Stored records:
================
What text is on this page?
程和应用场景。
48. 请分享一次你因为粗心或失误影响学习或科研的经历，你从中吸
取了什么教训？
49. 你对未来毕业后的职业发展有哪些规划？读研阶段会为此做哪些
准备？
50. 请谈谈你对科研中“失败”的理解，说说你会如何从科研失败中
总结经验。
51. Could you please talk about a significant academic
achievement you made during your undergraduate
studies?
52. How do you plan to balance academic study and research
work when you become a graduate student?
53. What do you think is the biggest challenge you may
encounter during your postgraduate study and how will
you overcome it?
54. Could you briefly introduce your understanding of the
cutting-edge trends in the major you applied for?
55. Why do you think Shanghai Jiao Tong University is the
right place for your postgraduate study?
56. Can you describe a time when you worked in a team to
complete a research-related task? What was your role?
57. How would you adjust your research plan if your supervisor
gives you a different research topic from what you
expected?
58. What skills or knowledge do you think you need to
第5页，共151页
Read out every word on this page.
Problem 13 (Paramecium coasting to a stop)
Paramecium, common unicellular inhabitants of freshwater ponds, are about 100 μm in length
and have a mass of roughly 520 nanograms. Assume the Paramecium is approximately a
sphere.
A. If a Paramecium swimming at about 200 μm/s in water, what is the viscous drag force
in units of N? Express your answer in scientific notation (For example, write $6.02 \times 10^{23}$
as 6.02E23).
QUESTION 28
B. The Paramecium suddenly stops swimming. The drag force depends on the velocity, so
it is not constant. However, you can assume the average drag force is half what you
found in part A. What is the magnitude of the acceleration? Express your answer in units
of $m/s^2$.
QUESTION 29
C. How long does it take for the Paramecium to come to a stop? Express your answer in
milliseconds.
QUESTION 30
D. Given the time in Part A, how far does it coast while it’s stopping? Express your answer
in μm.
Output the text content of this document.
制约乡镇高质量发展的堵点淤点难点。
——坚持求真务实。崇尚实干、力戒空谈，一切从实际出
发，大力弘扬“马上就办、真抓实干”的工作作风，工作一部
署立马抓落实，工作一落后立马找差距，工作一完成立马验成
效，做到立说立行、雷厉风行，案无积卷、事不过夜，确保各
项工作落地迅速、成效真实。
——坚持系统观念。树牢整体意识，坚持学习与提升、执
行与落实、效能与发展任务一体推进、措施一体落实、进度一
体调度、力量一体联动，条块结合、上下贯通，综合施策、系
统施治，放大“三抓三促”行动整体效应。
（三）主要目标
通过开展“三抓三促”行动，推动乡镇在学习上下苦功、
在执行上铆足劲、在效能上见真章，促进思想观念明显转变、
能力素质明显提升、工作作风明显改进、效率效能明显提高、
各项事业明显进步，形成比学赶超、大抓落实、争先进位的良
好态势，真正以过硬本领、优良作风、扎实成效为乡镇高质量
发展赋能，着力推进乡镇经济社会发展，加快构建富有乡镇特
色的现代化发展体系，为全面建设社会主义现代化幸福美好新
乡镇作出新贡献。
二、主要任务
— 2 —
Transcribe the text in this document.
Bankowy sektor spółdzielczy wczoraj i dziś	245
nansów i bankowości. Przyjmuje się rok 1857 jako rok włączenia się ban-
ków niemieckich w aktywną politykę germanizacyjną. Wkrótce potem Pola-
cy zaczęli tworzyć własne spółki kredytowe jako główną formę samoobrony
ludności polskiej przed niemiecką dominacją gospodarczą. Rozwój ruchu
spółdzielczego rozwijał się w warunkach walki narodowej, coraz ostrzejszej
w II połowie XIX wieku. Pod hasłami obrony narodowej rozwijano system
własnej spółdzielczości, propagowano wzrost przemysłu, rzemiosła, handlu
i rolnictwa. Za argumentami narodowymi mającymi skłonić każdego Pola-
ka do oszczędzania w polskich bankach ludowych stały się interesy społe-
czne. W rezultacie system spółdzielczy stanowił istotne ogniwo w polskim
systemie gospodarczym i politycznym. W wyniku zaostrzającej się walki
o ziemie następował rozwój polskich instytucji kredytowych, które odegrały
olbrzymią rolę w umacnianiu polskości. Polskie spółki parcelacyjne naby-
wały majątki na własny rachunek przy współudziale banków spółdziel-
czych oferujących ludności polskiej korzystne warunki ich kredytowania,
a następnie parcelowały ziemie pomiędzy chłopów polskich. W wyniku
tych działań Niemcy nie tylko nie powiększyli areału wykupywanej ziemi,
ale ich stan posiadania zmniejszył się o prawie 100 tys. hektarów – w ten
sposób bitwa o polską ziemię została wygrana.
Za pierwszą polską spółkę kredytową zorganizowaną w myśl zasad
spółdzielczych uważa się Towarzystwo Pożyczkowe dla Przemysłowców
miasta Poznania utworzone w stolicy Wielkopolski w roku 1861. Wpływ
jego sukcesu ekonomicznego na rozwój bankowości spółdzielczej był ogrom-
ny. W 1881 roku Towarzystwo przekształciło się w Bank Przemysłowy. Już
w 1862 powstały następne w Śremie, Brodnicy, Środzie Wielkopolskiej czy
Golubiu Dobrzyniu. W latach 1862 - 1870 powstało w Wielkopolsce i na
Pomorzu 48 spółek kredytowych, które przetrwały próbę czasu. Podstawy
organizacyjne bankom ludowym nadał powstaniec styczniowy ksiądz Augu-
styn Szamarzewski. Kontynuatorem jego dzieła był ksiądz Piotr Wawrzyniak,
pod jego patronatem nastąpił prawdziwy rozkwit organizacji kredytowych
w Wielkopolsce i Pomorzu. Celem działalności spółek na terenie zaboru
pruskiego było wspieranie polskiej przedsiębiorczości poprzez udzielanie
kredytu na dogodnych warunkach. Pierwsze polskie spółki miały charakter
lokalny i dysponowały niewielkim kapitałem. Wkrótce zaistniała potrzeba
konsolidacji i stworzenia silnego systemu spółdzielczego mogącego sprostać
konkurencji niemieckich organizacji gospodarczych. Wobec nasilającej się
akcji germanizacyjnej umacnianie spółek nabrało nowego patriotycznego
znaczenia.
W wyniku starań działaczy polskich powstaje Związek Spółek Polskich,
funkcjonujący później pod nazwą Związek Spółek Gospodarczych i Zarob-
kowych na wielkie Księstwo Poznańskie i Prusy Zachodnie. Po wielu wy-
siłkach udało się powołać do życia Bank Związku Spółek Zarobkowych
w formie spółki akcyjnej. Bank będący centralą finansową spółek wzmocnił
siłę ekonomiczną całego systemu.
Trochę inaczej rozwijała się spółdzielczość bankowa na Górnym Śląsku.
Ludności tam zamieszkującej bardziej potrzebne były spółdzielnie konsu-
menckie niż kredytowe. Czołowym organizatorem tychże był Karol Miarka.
================
→ **WHAT IS REQUIRED**
Quote the entire listing above exactly.

→ **COMPLETE OUTPUT**
What text is on this page?
程和应用场景。
48. 请分享一次你因为粗心或失误影响学习或科研的经历，你从中吸
取了什么教训？
49. 你对未来毕业后的职业发展有哪些规划？读研阶段会为此做哪些
准备？
50. 请谈谈你对科研中“失败”的理解，说说你会如何从科研失败中
总结经验。
51. Could you please talk about a significant academic
achievement you made during your undergraduate
studies?
52. How do you plan to balance academic study and research
work when you become a graduate student?
53. What do you think is the biggest challenge you may
encounter during your postgraduate study and how will
you overcome it?
54. Could you briefly introduce your understanding of the
cutting-edge trends in the major you applied for?
55. Why do you think Shanghai Jiao Tong University is the
right place for your postgraduate study?
56. Can you describe a time when you worked in a team to
complete a research-related task? What was your role?
57. How would you adjust your research plan if your supervisor
gives you a different research topic from what you
expected?
58. What skills or knowledge do you think you need to
第5页，共151页
Read out every word on this page.
Problem 13 (Paramecium coasting to a stop)
Paramecium, common unicellular inhabitants of freshwater ponds, are about 100 μm in length
and have a mass of roughly 520 nanograms. Assume the Paramecium is approximately a
sphere.
A. If a Paramecium swimming at about 200 μm/s in water, what is the viscous drag force
in units of N? Express your answer in scientific notation (For example, write $6.02 \times 10^{23}$
as 6.02E23).
QUESTION 28
B. The Paramecium suddenly stops swimming. The drag force depends on the velocity, so
it is not constant. However, you can assume the average drag force is half what you
found in part A. What is the magnitude of the acceleration? Express your answer in units
of $m/s^2$.
QUESTION 29
C. How long does it take for the Paramecium to come to a stop? Express your answer in
milliseconds.
QUESTION 30
D. Given the time in Part A, how far does it coast while it’s stopping? Express your answer
in μm.
Output the text content of this document.
制约乡镇高质量发展的堵点淤点难点。
——坚持求真务实。崇尚实干、力戒空谈，一切从实际出
发，大力弘扬“马上就办、真抓实干”的工作作风，工作一部
署立马抓落实，工作一落后立马找差距，工作一完成立马验成
效，做到立说立行、雷厉风行，案无积卷、事不过夜，确保各
项工作落地迅速、成效真实。
——坚持系统观念。树牢整体意识，坚持学习与提升、执
行与落实、效能与发展任务一体推进、措施一体落实、进度一
体调度、力量一体联动，条块结合、上下贯通，综合施策、系
统施治，放大“三抓三促”行动整体效应。
（三）主要目标
通过开展“三抓三促”行动，推动乡镇在学习上下苦功、
在执行上铆足劲、在效能上见真章，促进思想观念明显转变、
能力素质明显提升、工作作风明显改进、效率效能明显提高、
各项事业明显进步，形成比学赶超、大抓落实、争先进位的良
好态势，真正以过硬本领、优良作风、扎实成效为乡镇高质量
发展赋能，着力推进乡镇经济社会发展，加快构建富有乡镇特
色的现代化发展体系，为全面建设社会主义现代化幸福美好新
乡镇作出新贡献。
二、主要任务
— 2 —
Transcribe the text in this document.
Bankowy sektor spółdzielczy wczoraj i dziś	245
nansów i bankowości. Przyjmuje się rok 1857 jako rok włączenia się ban-
ków niemieckich w aktywną politykę germanizacyjną. Wkrótce potem Pola-
cy zaczęli tworzyć własne spółki kredytowe jako główną formę samoobrony
ludności polskiej przed niemiecką dominacją gospodarczą. Rozwój ruchu
spółdzielczego rozwijał się w warunkach walki narodowej, coraz ostrzejszej
w II połowie XIX wieku. Pod hasłami obrony narodowej rozwijano system
własnej spółdzielczości, propagowano wzrost przemysłu, rzemiosła, handlu
i rolnictwa. Za argumentami narodowymi mającymi skłonić każdego Pola-
ka do oszczędzania w polskich bankach ludowych stały się interesy społe-
czne. W rezultacie system spółdzielczy stanowił istotne ogniwo w polskim
systemie gospodarczym i politycznym. W wyniku zaostrzającej się walki
o ziemie następował rozwój polskich instytucji kredytowych, które odegrały
olbrzymią rolę w umacnianiu polskości. Polskie spółki parcelacyjne naby-
wały majątki na własny rachunek przy współudziale banków spółdziel-
czych oferujących ludności polskiej korzystne warunki ich kredytowania,
a następnie parcelowały ziemie pomiędzy chłopów polskich. W wyniku
tych działań Niemcy nie tylko nie powiększyli areału wykupywanej ziemi,
ale ich stan posiadania zmniejszył się o prawie 100 tys. hektarów – w ten
sposób bitwa o polską ziemię została wygrana.
Za pierwszą polską spółkę kredytową zorganizowaną w myśl zasad
spółdzielczych uważa się Towarzystwo Pożyczkowe dla Przemysłowców
miasta Poznania utworzone w stolicy Wielkopolski w roku 1861. Wpływ
jego sukcesu ekonomicznego na rozwój bankowości spółdzielczej był ogrom-
ny. W 1881 roku Towarzystwo przekształciło się w Bank Przemysłowy. Już
w 1862 powstały następne w Śremie, Brodnicy, Środzie Wielkopolskiej czy
Golubiu Dobrzyniu. W latach 1862 - 1870 powstało w Wielkopolsce i na
Pomorzu 48 spółek kredytowych, które przetrwały próbę czasu. Podstawy
organizacyjne bankom ludowym nadał powstaniec styczniowy ksiądz Augu-
styn Szamarzewski. Kontynuatorem jego dzieła był ksiądz Piotr Wawrzyniak,
pod jego patronatem nastąpił prawdziwy rozkwit organizacji kredytowych
w Wielkopolsce i Pomorzu. Celem działalności spółek na terenie zaboru
pruskiego było wspieranie polskiej przedsiębiorczości poprzez udzielanie
kredytu na dogodnych warunkach. Pierwsze polskie spółki miały charakter
lokalny i dysponowały niewielkim kapitałem. Wkrótce zaistniała potrzeba
konsolidacji i stworzenia silnego systemu spółdzielczego mogącego sprostać
konkurencji niemieckich organizacji gospodarczych. Wobec nasilającej się
akcji germanizacyjnej umacnianie spółek nabrało nowego patriotycznego
znaczenia.
W wyniku starań działaczy polskich powstaje Związek Spółek Polskich,
funkcjonujący później pod nazwą Związek Spółek Gospodarczych i Zarob-
kowych na wielkie Księstwo Poznańskie i Prusy Zachodnie. Po wielu wy-
siłkach udało się powołać do życia Bank Związku Spółek Zarobkowych
w formie spółki akcyjnej. Bank będący centralą finansową spółek wzmocnił
siłę ekonomiczną całego systemu.
Trochę inaczej rozwijała się spółdzielczość bankowa na Górnym Śląsku.
Ludności tam zamieszkującej bardziej potrzebne były spółdzielnie konsu-
menckie niż kredytowe. Czołowym organizatorem tychże był Karol Miarka.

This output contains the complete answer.